→ Stored data entries
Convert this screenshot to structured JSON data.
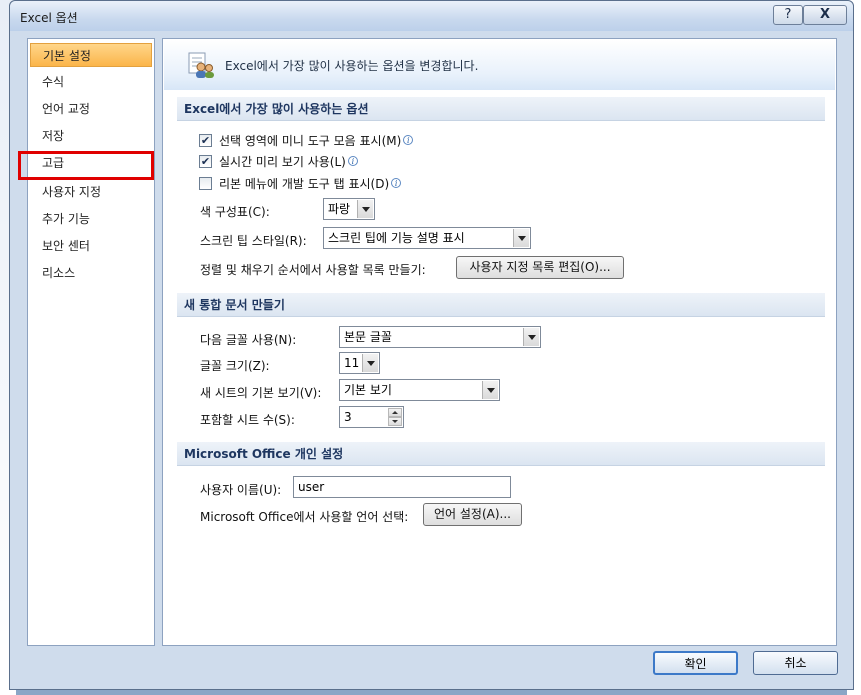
{
  "window": {
    "title": "Excel 옵션",
    "help_label": "?",
    "close_label": "X"
  },
  "nav": {
    "items": [
      {
        "label": "기본 설정",
        "selected": true
      },
      {
        "label": "수식"
      },
      {
        "label": "언어 교정"
      },
      {
        "label": "저장"
      },
      {
        "label": "고급"
      },
      {
        "label": "사용자 지정"
      },
      {
        "label": "추가 기능"
      },
      {
        "label": "보안 센터"
      },
      {
        "label": "리소스"
      }
    ]
  },
  "header": {
    "text": "Excel에서 가장 많이 사용하는 옵션을 변경합니다.",
    "icon": "people-settings-icon"
  },
  "section1": {
    "title": "Excel에서 가장 많이 사용하는 옵션",
    "checkboxes": [
      {
        "label": "선택 영역에 미니 도구 모음 표시(M)",
        "checked": true
      },
      {
        "label": "실시간 미리 보기 사용(L)",
        "checked": true
      },
      {
        "label": "리본 메뉴에 개발 도구 탭 표시(D)",
        "checked": false
      }
    ],
    "info_glyph": "i",
    "color_scheme_label": "색 구성표(C):",
    "color_scheme_value": "파랑",
    "screentip_label": "스크린 팁 스타일(R):",
    "screentip_value": "스크린 팁에 기능 설명 표시",
    "sort_lists_label": "정렬 및 채우기 순서에서 사용할 목록 만들기:",
    "sort_lists_button": "사용자 지정 목록 편집(O)..."
  },
  "section2": {
    "title": "새 통합 문서 만들기",
    "font_label": "다음 글꼴 사용(N):",
    "font_value": "본문 글꼴",
    "size_label": "글꼴 크기(Z):",
    "size_value": "11",
    "view_label": "새 시트의 기본 보기(V):",
    "view_value": "기본 보기",
    "sheets_label": "포함할 시트 수(S):",
    "sheets_value": "3"
  },
  "section3": {
    "title": "Microsoft Office 개인 설정",
    "username_label": "사용자 이름(U):",
    "username_value": "user",
    "language_label": "Microsoft Office에서 사용할 언어 선택:",
    "language_button": "언어 설정(A)..."
  },
  "footer": {
    "ok_label": "확인",
    "cancel_label": "취소"
  },
  "colors": {
    "accent_selected": "#fbb54a",
    "highlight_box": "#e00000",
    "section_text": "#1e3660"
  }
}
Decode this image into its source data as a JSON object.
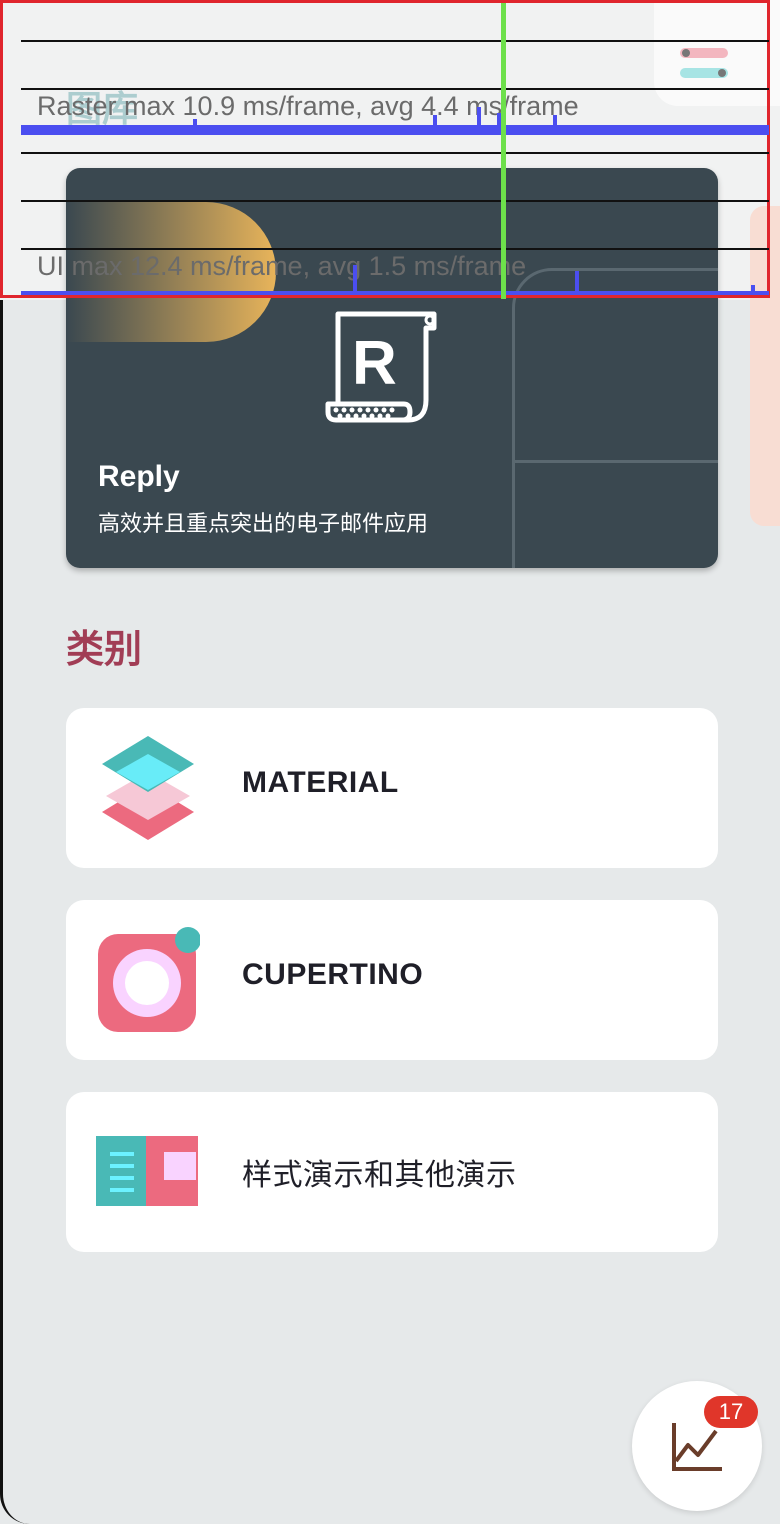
{
  "header": {
    "gallery_title": "图库",
    "settings_icon": "settings-toggle-icon"
  },
  "featured": {
    "title": "Reply",
    "subtitle": "高效并且重点突出的电子邮件应用",
    "logo_icon": "reply-logo-icon",
    "logo_letter": "R"
  },
  "perf_overlay": {
    "raster_label": "Raster  max 10.9 ms/frame, avg 4.4 ms/frame",
    "ui_label": "UI  max 12.4 ms/frame, avg 1.5 ms/frame",
    "bar_color": "#4b4ef0",
    "cursor_color": "#6de04b",
    "border_color": "#e0262d"
  },
  "categories": {
    "section_title": "类别",
    "items": [
      {
        "label": "MATERIAL",
        "icon": "material-icon"
      },
      {
        "label": "CUPERTINO",
        "icon": "cupertino-icon"
      },
      {
        "label": "样式演示和其他演示",
        "icon": "other-demos-icon"
      }
    ]
  },
  "fab": {
    "icon": "chart-icon",
    "badge": "17"
  },
  "colors": {
    "accent": "#a13d55",
    "card_dark": "#3a4850",
    "background": "#e6e9ea"
  }
}
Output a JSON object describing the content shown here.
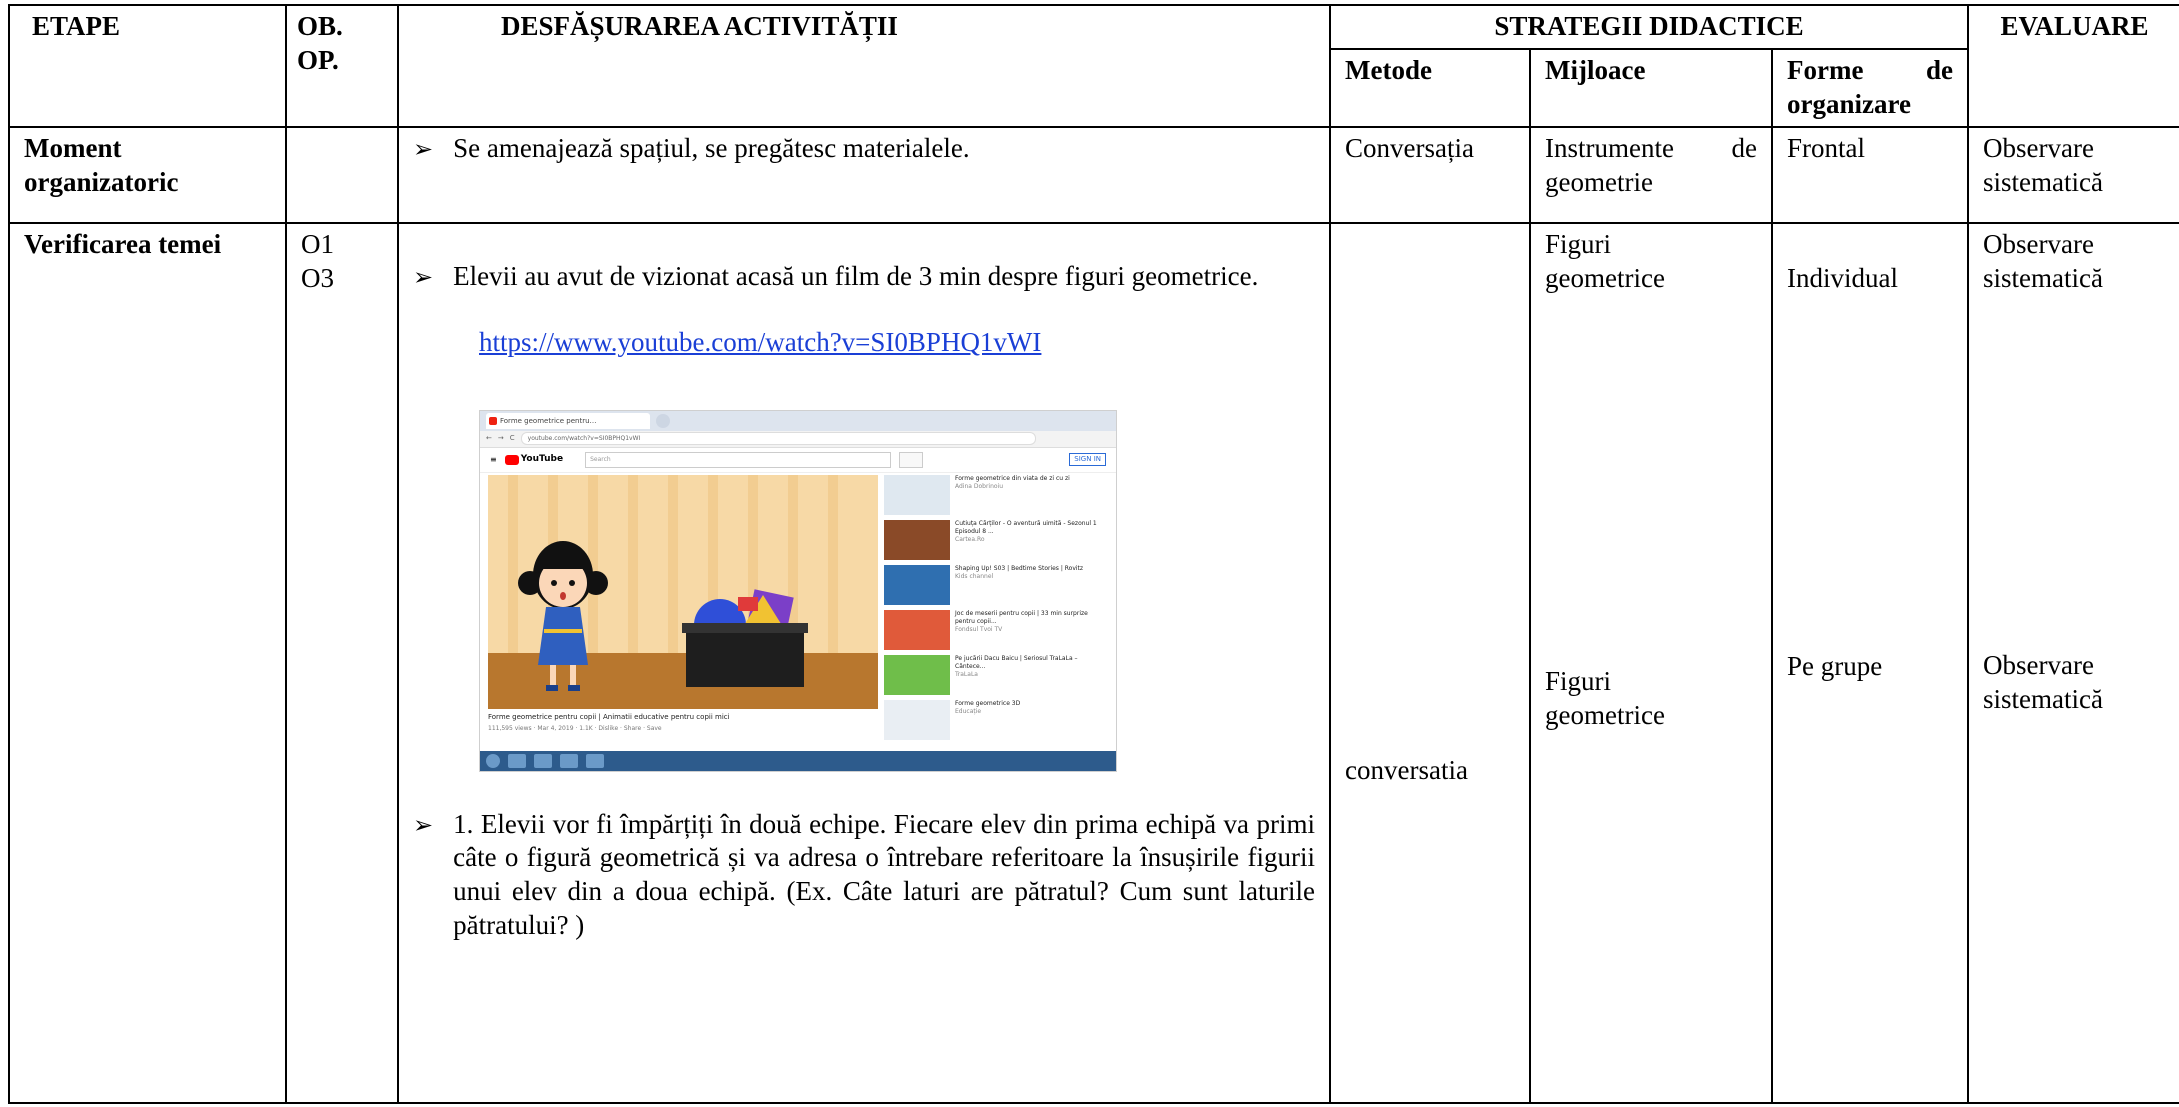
{
  "headers": {
    "etape": "ETAPE",
    "ob_op_line1": "OB.",
    "ob_op_line2": "OP.",
    "desfasurare": "DESFĂȘURAREA ACTIVITĂȚII",
    "strategii": "STRATEGII DIDACTICE",
    "evaluare": "EVALUARE",
    "metode": "Metode",
    "mijloace": "Mijloace",
    "forme_line1_a": "Forme",
    "forme_line1_b": "de",
    "forme_line2": "organizare"
  },
  "rows": [
    {
      "etapa_line1": "Moment",
      "etapa_line2": "organizatoric",
      "activitate": "Se amenajează spațiul, se pregătesc materialele.",
      "metode": "Conversația",
      "mijloace_a": "Instrumente",
      "mijloace_b": "de",
      "mijloace_line2": "geometrie",
      "forme": "Frontal",
      "evaluare_line1": "Observare",
      "evaluare_line2": "sistematică"
    },
    {
      "etapa": "Verificarea temei",
      "ob1": "O1",
      "ob2": "O3",
      "activitate1": "Elevii au avut de vizionat acasă un film de 3 min despre figuri geometrice.",
      "link": "https://www.youtube.com/watch?v=SI0BPHQ1vWI",
      "activitate2": "1. Elevii vor fi împărțiți în două echipe. Fiecare elev din prima echipă va primi câte o figură geometrică și va adresa o întrebare referitoare la însușirile figurii unui elev din a doua echipă. (Ex. Câte laturi are pătratul? Cum sunt laturile pătratului? )",
      "metode": "conversatia",
      "mijloace1_line1": "Figuri",
      "mijloace1_line2": "geometrice",
      "mijloace2_line1": "Figuri",
      "mijloace2_line2": "geometrice",
      "forme1": "Individual",
      "forme2": "Pe grupe",
      "evaluare1_line1": "Observare",
      "evaluare1_line2": "sistematică",
      "evaluare2_line1": "Observare",
      "evaluare2_line2": "sistematică"
    }
  ],
  "screenshot": {
    "tab_title": "Forme geometrice pentru…",
    "address": "youtube.com/watch?v=SI0BPHQ1vWI",
    "youtube_label": "YouTube",
    "search_placeholder": "Search",
    "sign_in": "SIGN IN",
    "video_title": "Forme geometrice pentru copii | Animatii educative pentru copii mici",
    "video_meta": "111,595 views · Mar 4, 2019 · 1.1K · Dislike · Share · Save",
    "recommendations": [
      {
        "title": "Forme geometrice din viata de zi cu zi",
        "sub": "Adina Dobrinoiu",
        "color": "#dfe8f0"
      },
      {
        "title": "Cutiuța Cărților - O aventură uimită - Sezonul 1 Episodul 8 ...",
        "sub": "Cartea.Ro",
        "color": "#8a4a28"
      },
      {
        "title": "Shaping Up! S03 | Bedtime Stories | Rovitz",
        "sub": "Kids channel",
        "color": "#2f6fb0"
      },
      {
        "title": "Joc de meserii pentru copii | 33 min surprize pentru copii...",
        "sub": "Fondsul Tvoi TV",
        "color": "#e05a3a"
      },
      {
        "title": "Pe jucării Dacu Baicu | Seriosul TraLaLa – Cântece...",
        "sub": "TraLaLa",
        "color": "#6fbe4a"
      },
      {
        "title": "Forme geometrice 3D",
        "sub": "Educație",
        "color": "#e9eef3"
      }
    ]
  }
}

→ Exercise details
Copy out every line of the listing that includes the string "copii".

→ Exercise answer
    "video_title": "Forme geometrice pentru copii | Animatii educative pentru copii mici",
        "title": "Joc de meserii pentru copii | 33 min surprize pentru copii...",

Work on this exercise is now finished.